Look through the material and copy each line holding "value".
··· SUPPLIED DATA ···
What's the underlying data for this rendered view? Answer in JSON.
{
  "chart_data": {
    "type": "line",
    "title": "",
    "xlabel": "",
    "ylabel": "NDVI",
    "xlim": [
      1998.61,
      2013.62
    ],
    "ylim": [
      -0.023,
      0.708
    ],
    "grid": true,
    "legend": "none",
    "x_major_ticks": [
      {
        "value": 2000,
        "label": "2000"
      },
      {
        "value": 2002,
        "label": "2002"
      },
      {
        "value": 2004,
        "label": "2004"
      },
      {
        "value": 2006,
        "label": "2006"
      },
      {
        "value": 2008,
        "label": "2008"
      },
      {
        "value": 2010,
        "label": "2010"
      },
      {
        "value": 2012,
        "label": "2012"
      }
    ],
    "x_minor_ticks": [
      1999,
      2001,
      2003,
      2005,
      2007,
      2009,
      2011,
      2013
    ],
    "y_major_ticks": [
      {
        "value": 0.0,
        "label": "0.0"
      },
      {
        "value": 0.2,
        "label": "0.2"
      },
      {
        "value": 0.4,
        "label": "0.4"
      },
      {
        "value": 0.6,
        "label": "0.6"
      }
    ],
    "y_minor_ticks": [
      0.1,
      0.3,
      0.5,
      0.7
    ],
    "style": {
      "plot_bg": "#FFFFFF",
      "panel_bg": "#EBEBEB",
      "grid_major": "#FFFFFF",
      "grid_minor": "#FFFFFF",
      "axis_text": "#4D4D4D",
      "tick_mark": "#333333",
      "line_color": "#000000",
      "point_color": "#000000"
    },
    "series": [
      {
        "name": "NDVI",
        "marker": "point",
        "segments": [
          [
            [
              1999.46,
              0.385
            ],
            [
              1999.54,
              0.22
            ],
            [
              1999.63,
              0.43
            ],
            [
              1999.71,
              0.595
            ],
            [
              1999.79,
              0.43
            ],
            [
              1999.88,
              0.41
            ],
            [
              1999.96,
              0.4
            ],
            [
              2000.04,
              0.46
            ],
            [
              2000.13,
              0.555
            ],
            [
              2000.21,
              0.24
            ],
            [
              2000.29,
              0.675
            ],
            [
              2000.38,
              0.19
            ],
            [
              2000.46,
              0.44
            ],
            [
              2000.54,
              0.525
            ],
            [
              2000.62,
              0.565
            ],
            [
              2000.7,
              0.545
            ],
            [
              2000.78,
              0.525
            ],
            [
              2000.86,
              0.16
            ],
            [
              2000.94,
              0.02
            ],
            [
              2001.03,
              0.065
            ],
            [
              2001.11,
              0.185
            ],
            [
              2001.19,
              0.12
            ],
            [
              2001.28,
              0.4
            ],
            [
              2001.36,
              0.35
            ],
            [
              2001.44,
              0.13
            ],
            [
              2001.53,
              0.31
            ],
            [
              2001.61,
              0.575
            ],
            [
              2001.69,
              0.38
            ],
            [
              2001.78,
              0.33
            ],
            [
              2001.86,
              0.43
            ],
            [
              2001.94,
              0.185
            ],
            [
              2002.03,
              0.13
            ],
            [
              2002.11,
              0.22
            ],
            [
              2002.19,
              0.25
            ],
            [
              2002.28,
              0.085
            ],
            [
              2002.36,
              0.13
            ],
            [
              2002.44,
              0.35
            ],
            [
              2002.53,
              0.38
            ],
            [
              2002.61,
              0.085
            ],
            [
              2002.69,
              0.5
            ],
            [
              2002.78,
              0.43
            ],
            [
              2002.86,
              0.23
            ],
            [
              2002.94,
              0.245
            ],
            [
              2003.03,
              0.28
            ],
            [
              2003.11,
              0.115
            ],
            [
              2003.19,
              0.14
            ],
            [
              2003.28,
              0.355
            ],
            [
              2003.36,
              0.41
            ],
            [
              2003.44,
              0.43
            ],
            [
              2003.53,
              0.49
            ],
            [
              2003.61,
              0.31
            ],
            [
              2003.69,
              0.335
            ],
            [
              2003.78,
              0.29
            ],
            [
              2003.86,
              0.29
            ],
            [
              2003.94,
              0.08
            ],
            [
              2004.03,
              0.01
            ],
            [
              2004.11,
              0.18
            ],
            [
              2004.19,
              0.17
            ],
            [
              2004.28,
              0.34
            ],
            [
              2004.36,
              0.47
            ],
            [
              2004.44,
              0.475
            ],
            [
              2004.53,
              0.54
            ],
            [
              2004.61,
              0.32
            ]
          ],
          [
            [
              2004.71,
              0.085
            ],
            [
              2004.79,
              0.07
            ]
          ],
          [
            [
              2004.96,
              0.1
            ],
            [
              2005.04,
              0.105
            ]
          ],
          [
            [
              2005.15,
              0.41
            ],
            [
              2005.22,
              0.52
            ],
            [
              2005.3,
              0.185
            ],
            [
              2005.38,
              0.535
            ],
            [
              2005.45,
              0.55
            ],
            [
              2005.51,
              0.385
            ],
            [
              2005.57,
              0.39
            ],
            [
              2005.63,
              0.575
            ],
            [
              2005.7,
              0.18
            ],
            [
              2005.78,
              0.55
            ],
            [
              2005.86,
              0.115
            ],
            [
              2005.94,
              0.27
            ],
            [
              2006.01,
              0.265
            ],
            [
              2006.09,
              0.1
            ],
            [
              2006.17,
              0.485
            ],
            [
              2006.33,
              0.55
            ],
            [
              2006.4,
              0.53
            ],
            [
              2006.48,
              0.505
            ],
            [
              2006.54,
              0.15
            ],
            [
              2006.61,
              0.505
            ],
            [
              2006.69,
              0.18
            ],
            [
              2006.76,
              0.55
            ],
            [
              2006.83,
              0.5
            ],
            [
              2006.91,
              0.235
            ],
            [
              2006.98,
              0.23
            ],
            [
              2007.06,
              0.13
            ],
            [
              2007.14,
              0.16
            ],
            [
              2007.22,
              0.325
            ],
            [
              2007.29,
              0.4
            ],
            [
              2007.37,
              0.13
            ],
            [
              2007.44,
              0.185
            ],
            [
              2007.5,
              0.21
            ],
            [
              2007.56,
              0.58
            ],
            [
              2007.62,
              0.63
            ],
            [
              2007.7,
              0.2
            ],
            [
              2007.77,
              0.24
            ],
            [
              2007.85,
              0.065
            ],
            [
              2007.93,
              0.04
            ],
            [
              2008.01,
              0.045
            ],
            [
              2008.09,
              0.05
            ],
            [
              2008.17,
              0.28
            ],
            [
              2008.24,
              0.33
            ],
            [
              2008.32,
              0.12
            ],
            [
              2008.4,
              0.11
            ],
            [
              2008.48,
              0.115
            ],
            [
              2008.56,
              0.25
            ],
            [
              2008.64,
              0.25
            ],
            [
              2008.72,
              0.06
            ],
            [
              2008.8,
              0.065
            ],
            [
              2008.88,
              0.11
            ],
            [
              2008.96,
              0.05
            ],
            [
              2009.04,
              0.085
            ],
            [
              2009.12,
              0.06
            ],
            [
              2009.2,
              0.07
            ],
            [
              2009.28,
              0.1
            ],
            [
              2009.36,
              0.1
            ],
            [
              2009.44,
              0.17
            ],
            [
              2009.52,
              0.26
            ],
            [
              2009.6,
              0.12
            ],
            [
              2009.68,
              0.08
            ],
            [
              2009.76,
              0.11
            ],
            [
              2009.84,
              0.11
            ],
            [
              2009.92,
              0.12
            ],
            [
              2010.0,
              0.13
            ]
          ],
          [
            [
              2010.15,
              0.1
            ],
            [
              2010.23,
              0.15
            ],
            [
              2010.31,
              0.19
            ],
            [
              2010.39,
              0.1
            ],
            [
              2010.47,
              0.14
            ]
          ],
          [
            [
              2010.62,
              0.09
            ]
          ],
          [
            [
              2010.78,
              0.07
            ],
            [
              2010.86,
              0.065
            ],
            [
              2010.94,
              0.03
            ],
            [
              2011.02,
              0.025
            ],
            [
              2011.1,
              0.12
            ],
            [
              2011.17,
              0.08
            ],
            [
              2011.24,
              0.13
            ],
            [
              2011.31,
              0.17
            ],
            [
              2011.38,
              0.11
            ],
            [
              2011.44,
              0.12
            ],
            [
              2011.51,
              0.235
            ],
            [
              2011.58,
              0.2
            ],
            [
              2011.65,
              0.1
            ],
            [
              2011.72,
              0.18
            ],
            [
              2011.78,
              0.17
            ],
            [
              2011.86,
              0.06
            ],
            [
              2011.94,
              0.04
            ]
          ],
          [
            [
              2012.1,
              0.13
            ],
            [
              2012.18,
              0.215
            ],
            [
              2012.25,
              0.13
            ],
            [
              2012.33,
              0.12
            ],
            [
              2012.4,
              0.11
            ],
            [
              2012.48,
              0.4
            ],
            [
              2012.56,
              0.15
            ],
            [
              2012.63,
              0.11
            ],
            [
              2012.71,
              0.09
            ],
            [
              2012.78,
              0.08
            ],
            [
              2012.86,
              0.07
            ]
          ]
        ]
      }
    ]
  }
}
···
TASK SOLUTION:
        "value": 2000,
        "value": 2002,
        "value": 2004,
        "value": 2006,
        "value": 2008,
        "value": 2010,
        "value": 2012,
        "value": 0.0,
        "value": 0.2,
        "value": 0.4,
        "value": 0.6,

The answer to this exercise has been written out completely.